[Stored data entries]
######

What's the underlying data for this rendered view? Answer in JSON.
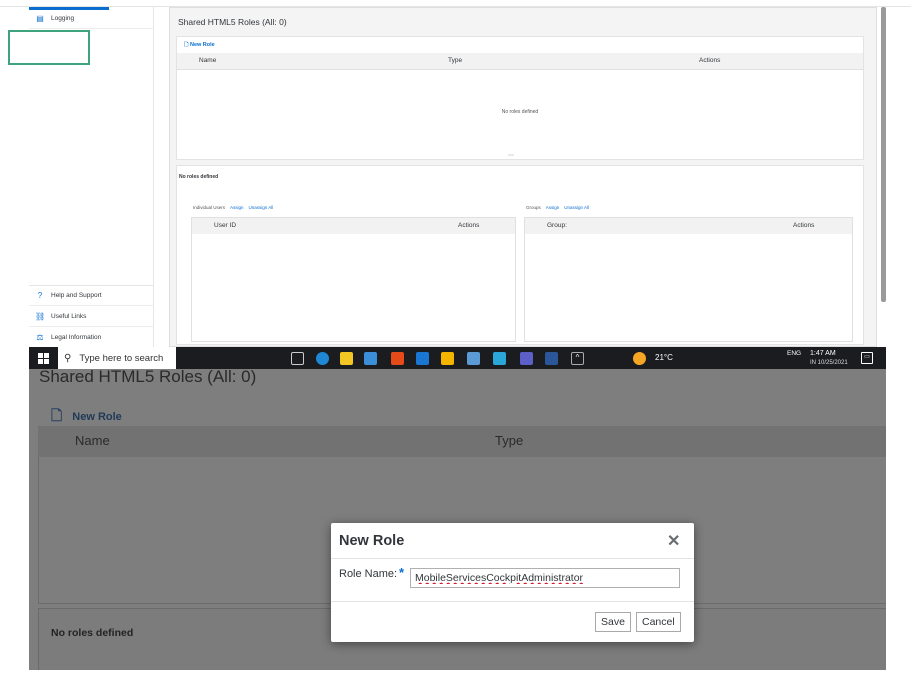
{
  "sidebar": {
    "top_item": {
      "label": "Logging",
      "icon": "log-icon"
    },
    "bottom_items": [
      {
        "label": "Help and Support",
        "icon": "help-icon"
      },
      {
        "label": "Useful Links",
        "icon": "link-icon"
      },
      {
        "label": "Legal Information",
        "icon": "scale-icon"
      }
    ]
  },
  "content": {
    "title": "Shared HTML5 Roles (All: 0)",
    "new_role_label": "New Role",
    "columns": {
      "name": "Name",
      "type": "Type",
      "actions": "Actions"
    },
    "empty_text": "No roles defined",
    "lower_title": "No roles defined",
    "users": {
      "label": "Individual Users",
      "assign": "Assign",
      "unassign_all": "Unassign All",
      "col_user": "User ID",
      "col_actions": "Actions"
    },
    "groups": {
      "label": "Groups",
      "assign": "Assign",
      "unassign_all": "Unassign All",
      "col_group": "Group:",
      "col_actions": "Actions"
    }
  },
  "taskbar": {
    "search_placeholder": "Type here to search",
    "temperature": "21°C",
    "language": "ENG",
    "time": "1:47 AM",
    "date": "IN 10/25/2021"
  },
  "zoom": {
    "title": "Shared HTML5 Roles (All: 0)",
    "new_role_label": "New Role",
    "col_name": "Name",
    "col_type": "Type",
    "no_roles": "No roles defined"
  },
  "dialog": {
    "title": "New Role",
    "role_name_label": "Role Name:",
    "required_marker": "*",
    "role_name_value": "MobileServicesCockpitAdministrator",
    "save_label": "Save",
    "cancel_label": "Cancel"
  },
  "colors": {
    "accent": "#0a6ed1",
    "highlight": "#3fa47e",
    "overlay": "#7e7e7e"
  }
}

######

Return the listing above in full and without alteration, excluding its pictures.

(Solution to this problem)
What's the underlying data for this rendered view? Answer in JSON.
{
  "sidebar": {
    "top_item": {
      "label": "Logging",
      "icon": "log-icon"
    },
    "bottom_items": [
      {
        "label": "Help and Support",
        "icon": "help-icon"
      },
      {
        "label": "Useful Links",
        "icon": "link-icon"
      },
      {
        "label": "Legal Information",
        "icon": "scale-icon"
      }
    ]
  },
  "content": {
    "title": "Shared HTML5 Roles (All: 0)",
    "new_role_label": "New Role",
    "columns": {
      "name": "Name",
      "type": "Type",
      "actions": "Actions"
    },
    "empty_text": "No roles defined",
    "lower_title": "No roles defined",
    "users": {
      "label": "Individual Users",
      "assign": "Assign",
      "unassign_all": "Unassign All",
      "col_user": "User ID",
      "col_actions": "Actions"
    },
    "groups": {
      "label": "Groups",
      "assign": "Assign",
      "unassign_all": "Unassign All",
      "col_group": "Group:",
      "col_actions": "Actions"
    }
  },
  "taskbar": {
    "search_placeholder": "Type here to search",
    "temperature": "21°C",
    "language": "ENG",
    "time": "1:47 AM",
    "date": "IN 10/25/2021"
  },
  "zoom": {
    "title": "Shared HTML5 Roles (All: 0)",
    "new_role_label": "New Role",
    "col_name": "Name",
    "col_type": "Type",
    "no_roles": "No roles defined"
  },
  "dialog": {
    "title": "New Role",
    "role_name_label": "Role Name:",
    "required_marker": "*",
    "role_name_value": "MobileServicesCockpitAdministrator",
    "save_label": "Save",
    "cancel_label": "Cancel"
  },
  "colors": {
    "accent": "#0a6ed1",
    "highlight": "#3fa47e",
    "overlay": "#7e7e7e"
  }
}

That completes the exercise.